- **BRIEF**: Show every line that has the string "être" in it.

********************

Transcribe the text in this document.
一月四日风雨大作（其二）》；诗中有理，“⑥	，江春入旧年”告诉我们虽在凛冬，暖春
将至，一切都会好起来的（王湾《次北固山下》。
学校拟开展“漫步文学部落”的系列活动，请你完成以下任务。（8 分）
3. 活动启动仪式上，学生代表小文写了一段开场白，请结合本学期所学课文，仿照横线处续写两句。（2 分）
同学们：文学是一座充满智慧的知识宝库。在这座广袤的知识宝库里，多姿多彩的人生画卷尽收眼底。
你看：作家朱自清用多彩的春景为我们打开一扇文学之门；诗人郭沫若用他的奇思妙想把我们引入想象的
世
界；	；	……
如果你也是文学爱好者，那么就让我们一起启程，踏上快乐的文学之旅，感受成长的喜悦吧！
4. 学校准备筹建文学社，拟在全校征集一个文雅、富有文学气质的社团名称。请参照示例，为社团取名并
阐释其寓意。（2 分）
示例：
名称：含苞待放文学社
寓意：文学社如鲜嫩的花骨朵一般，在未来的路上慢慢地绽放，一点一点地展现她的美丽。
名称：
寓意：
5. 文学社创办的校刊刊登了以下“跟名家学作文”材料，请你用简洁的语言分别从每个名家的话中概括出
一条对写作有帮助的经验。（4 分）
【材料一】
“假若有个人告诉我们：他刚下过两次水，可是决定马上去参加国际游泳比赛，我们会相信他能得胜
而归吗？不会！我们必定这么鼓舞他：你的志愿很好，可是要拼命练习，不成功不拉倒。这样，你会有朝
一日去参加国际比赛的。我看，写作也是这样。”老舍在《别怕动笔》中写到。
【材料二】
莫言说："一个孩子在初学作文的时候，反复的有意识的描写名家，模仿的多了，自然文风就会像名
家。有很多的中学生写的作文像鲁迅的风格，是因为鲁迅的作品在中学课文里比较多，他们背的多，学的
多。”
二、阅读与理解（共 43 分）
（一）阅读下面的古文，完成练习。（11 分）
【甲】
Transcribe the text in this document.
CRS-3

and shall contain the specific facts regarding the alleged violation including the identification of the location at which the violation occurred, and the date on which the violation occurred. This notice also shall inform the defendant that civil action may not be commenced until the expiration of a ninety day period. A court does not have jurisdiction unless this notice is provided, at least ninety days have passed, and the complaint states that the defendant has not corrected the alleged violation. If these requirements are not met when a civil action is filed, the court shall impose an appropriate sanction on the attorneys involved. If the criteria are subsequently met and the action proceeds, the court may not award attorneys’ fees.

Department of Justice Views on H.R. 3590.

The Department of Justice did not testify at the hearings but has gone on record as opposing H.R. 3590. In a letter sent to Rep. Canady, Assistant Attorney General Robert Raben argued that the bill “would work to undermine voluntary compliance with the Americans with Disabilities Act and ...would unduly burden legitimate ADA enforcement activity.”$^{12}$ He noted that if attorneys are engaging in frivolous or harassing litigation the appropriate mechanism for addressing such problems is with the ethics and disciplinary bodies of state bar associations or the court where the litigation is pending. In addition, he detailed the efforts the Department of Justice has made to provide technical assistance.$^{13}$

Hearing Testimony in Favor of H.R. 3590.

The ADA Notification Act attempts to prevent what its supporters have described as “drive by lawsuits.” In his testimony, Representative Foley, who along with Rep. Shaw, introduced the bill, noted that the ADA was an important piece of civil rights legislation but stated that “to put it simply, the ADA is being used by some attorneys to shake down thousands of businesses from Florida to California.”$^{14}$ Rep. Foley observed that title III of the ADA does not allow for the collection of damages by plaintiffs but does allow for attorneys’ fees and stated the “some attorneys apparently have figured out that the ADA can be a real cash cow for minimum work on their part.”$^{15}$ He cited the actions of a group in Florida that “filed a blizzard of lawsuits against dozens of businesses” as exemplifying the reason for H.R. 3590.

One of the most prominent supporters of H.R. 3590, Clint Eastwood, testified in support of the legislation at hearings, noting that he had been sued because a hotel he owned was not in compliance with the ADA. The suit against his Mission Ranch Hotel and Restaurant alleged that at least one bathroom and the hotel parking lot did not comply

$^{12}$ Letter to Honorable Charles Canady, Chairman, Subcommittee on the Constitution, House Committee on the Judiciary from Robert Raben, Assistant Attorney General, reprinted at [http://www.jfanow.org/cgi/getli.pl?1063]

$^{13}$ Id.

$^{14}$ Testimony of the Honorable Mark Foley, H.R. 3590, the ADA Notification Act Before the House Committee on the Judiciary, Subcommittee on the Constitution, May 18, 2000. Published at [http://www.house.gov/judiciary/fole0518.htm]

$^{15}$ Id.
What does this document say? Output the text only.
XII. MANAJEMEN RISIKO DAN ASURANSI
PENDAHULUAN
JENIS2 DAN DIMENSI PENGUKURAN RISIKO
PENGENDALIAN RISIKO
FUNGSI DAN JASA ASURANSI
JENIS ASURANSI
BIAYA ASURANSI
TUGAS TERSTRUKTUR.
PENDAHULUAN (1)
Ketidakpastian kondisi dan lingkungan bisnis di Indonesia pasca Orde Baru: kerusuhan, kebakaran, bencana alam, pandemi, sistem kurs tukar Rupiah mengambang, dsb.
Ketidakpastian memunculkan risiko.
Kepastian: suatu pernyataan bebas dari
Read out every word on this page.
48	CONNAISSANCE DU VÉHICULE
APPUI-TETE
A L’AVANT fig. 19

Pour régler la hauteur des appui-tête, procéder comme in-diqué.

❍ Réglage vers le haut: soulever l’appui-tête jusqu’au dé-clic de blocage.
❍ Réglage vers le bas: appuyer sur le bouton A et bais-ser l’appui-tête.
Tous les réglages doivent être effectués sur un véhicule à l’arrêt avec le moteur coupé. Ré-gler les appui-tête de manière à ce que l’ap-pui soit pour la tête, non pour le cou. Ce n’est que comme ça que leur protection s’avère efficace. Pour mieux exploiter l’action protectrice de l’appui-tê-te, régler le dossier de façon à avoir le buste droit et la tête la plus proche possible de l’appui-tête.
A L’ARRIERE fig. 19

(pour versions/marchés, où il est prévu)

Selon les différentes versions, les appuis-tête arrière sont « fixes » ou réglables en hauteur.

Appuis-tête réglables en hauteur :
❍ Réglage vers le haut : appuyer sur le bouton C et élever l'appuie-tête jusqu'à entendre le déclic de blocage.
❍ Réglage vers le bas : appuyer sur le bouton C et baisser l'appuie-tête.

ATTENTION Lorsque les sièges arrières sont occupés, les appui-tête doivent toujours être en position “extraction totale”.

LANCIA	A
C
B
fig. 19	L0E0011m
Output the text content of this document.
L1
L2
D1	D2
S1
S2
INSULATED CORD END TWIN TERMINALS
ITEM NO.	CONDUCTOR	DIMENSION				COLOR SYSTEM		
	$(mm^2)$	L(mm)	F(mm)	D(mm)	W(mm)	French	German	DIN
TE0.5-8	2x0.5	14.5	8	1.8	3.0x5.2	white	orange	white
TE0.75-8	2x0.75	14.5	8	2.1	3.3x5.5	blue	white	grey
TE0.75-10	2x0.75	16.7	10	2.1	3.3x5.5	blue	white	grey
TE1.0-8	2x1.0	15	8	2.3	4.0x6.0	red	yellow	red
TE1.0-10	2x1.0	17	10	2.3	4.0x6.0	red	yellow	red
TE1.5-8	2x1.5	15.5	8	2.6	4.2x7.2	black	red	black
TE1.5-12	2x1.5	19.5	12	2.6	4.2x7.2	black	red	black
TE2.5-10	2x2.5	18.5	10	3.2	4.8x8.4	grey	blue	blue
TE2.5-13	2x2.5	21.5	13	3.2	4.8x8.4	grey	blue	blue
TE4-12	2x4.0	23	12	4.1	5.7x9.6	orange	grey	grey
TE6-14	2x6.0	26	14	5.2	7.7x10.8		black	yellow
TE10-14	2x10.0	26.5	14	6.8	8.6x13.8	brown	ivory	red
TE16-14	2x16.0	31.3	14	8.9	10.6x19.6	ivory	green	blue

********************

- **CORRECT RESULT**:
Tous les réglages doivent être effectués sur un véhicule à l’arrêt avec le moteur coupé. Ré-gler les appui-tête de manière à ce que l’ap-pui soit pour la tête, non pour le cou. Ce n’est que comme ça que leur protection s’avère efficace. Pour mieux exploiter l’action protectrice de l’appui-tê-te, régler le dossier de façon à avoir le buste droit et la tête la plus proche possible de l’appui-tête.
ATTENTION Lorsque les sièges arrières sont occupés, les appui-tête doivent toujours être en position “extraction totale”.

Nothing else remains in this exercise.